Late in 2020, the NPCI surprised the fintech sector with the announcement of a market share cap on the volume of UPI transactions through each TPAP (Third Party App Providers). This was introduced with the aim to prevent any particular TPAP to create a monopoly on the volume of UPI transactions. However, how effective would this cap on UPI transactions be in promoting healthy competition in the industry?

As per the circular that announced the NPCI’s new policy, as of 1st January 2021, no TPAP is allowed to exceed 30% of the total volume of UPI transactions in the country. Furthermore, any existing TPAPs that cross 30% (Google Pay and PhonePe) would be allotted a time of two years to comply with the new rule.

Additionally, on 25th March 2021, the NPCI also released a Standard Operating Procedure (SOP), enumerating the guidelines that must be adhered to by every TPAP to stay within the allowed 30% cap.

However, seeing as the NPCI’s own app, BHIM is one of the competing TPAPs that is affected by these new guidelines, experts have raised concerns about the motion being in direct conflict with the Competition Act, 2002.

These new guidelines do not negatively impact BHIM (Bharat Interface for Money), the NPCI’s own UPI app, which holds a much lesser market share compared to other leading TPAPs. In fact, the new policy may actually help increase the number of UPI transactions done through BHIM.

This can be recognized as “abuse of dominance” under the Competition Act. As per Section 4 of the Competition Act:

(1) No enterprise or group shall abuse its dominant position.

(2) There shall be an abuse of dominant position 4 [under sub-section (1) if an enterprise or a group]:

(a) directly or indirectly, imposes unfair or discriminatory

(i) condition in purchase or sale of goods or service; or

(ii) price in purchase or sale (including predatory price) of goods or service.

This abuse of dominance by the NPCI is bound to create an anti-competitive impact on the fintech sector, consequently affecting the growth, innovation, and quality of services offered to the users.

_Supplied material:_

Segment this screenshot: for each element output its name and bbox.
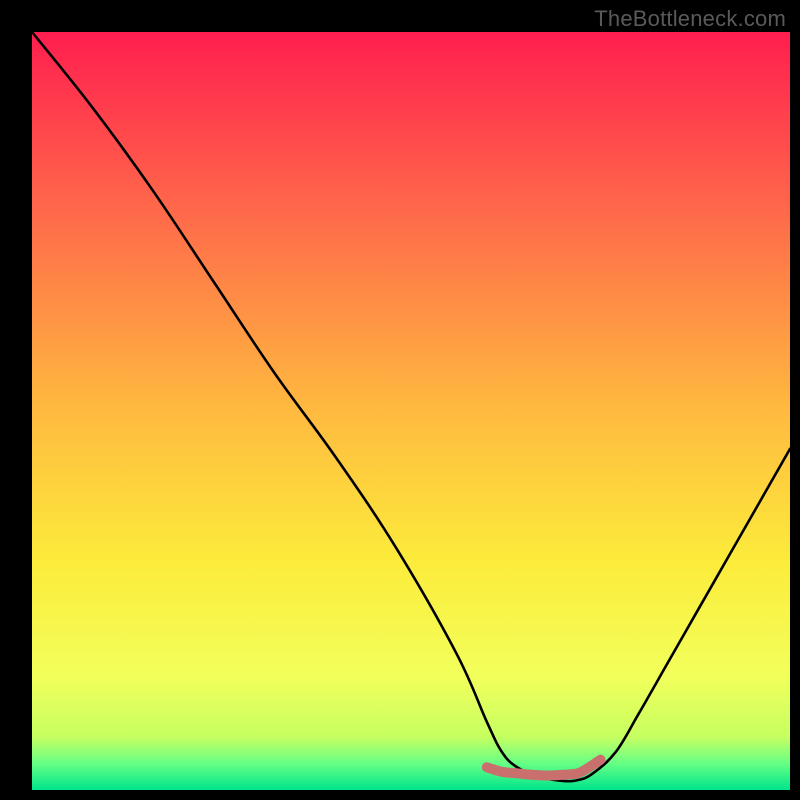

_Task to complete:_
Continue the article on the NPCI's 30% cap on UPI transactions from where it stops.

_Result for this task:_
Once reaching the 30% market share cap, the TPAPs would see no reason to compete with each other, resulting in a lack of innovative vigour as well as a possible decline in the user experience and quality of customer service offered.

This may, in turn, affect the user experience in sectors that rely heavily on the UPI infrastructure, from online shopping and online bill payments to online gaming platforms and betting sites that run on digital transactions.

Additionally, the implementation of the volume would potentially mean that many users may have to switch from their existing TPAPs to new applications. Especially for users that are habituated to using one of the two biggest market players – Google Pay and PhonePe – the cap could potentially mean being kicked out of using their preferred UPI app.

To lower the number of transactions on their platform, these larger TPAPs may even have to put in place internal caps on the number of transactions done by a user, in order to lower their market share to the prescribed 30%.

Regardless of where the dice roll, the impact on the user experience will be certain and undeniable. Let’s just hope that the market share cap doesn’t spell out even more failed UPI transactions for the rest of us.